▶ _Instructions to follow_:
Search the data for the string "imelpc" and extract every line where it appears.

==========

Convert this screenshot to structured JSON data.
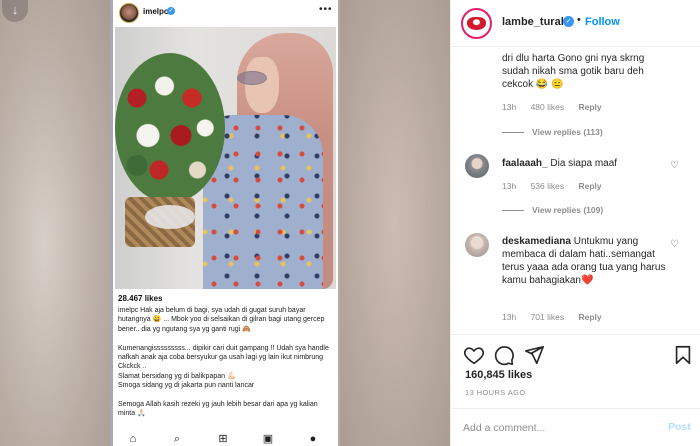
{
  "phone": {
    "username": "imelpc",
    "likes": "28.467 likes",
    "caption": "imelpc Hak aja belum di bagi, sya udah di gugat suruh bayar hutangnya 😄 ... Mbok yoo di selsaikan di gilran bagi utang gercep bener.. dia yg ngutang sya yg ganti rugi 🙈\n\nKumenangisssssssss... dipikir cari duit gampang !! Udah sya handle nafkah anak aja coba bersyukur ga usah lagi yg lain ikut nimbrung Ckckck ..\nSlamat bersidang yg di balikpapan 💪🏻\nSmoga sidang yg di jakarta pun nanti lancar\n\nSemoga Allah kasih rezeki yg jauh lebih besar dari apa yg kalian minta 🙏🏻"
  },
  "header": {
    "username": "lambe_turah",
    "separator": "•",
    "follow_label": "Follow"
  },
  "comments": [
    {
      "text": "dri dlu harta Gono gni nya skrng sudah nikah sma gotik baru deh cekcok 😂 😑",
      "time": "13h",
      "likes": "480 likes",
      "reply": "Reply",
      "view_replies": "View replies (113)"
    },
    {
      "user": "faalaaah_",
      "text": "Dia siapa maaf",
      "time": "13h",
      "likes": "536 likes",
      "reply": "Reply",
      "view_replies": "View replies (109)"
    },
    {
      "user": "deskamediana",
      "text": "Untukmu yang membaca di dalam hati..semangat terus yaaa ada orang tua yang harus kamu bahagiakan❤️",
      "time": "13h",
      "likes": "701 likes",
      "reply": "Reply"
    }
  ],
  "post": {
    "likes": "160,845 likes",
    "timestamp": "13 HOURS AGO"
  },
  "comment_box": {
    "placeholder": "Add a comment...",
    "post_label": "Post"
  },
  "icons": {
    "accent": "#0095f6",
    "heart": "heart-icon",
    "comment": "comment-icon",
    "share": "share-icon",
    "save": "bookmark-icon"
  }
}
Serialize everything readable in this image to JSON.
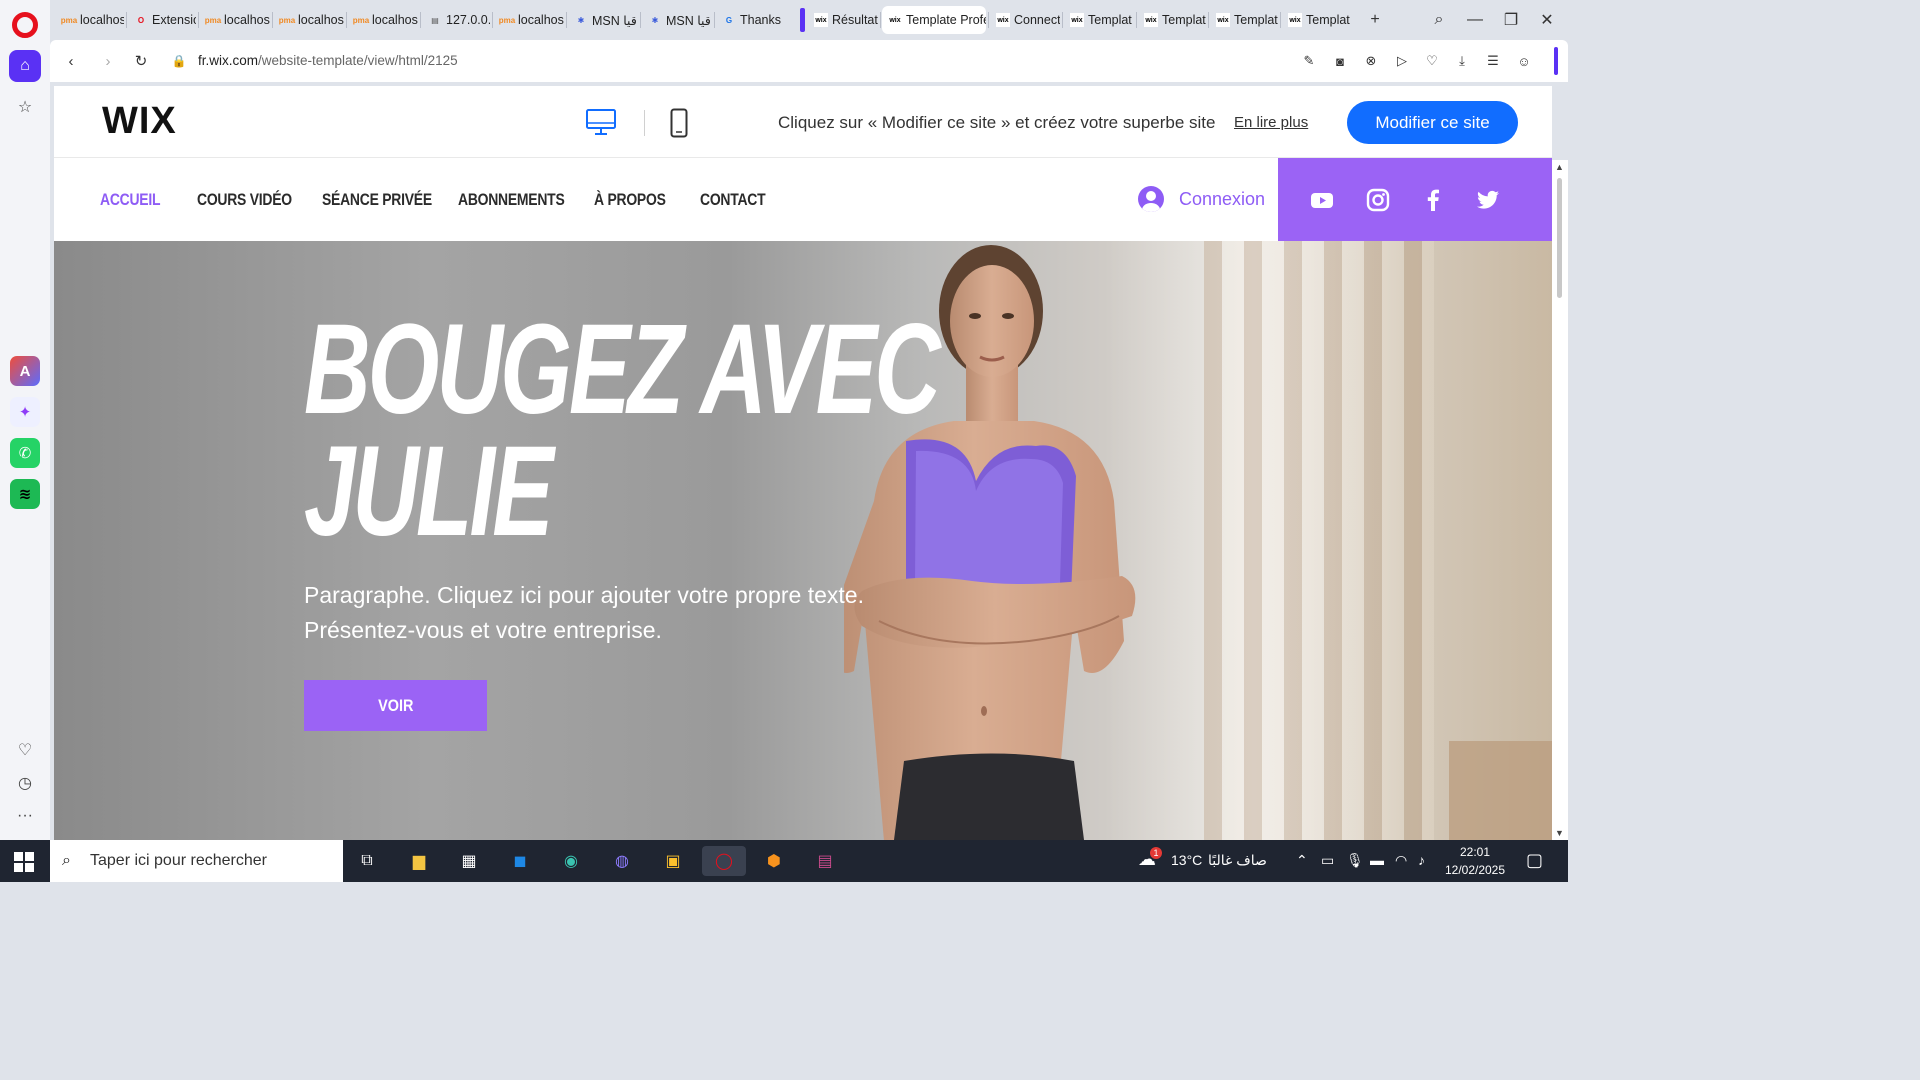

==========

▶ _Written reply_:
    "username": "imelpc",
    "caption": "imelpc Hak aja belum di bagi, sya udah di gugat suruh bayar hutangnya 😄 ... Mbok yoo di selsaikan di gilran bagi utang gercep bener.. dia yg ngutang sya yg ganti rugi 🙈\n\nKumenangisssssssss... dipikir cari duit gampang !! Udah sya handle nafkah anak aja coba bersyukur ga usah lagi yg lain ikut nimbrung Ckckck ..\nSlamat bersidang yg di balikpapan 💪🏻\nSmoga sidang yg di jakarta pun nanti lancar\n\nSemoga Allah kasih rezeki yg jauh lebih besar dari apa yg kalian minta 🙏🏻"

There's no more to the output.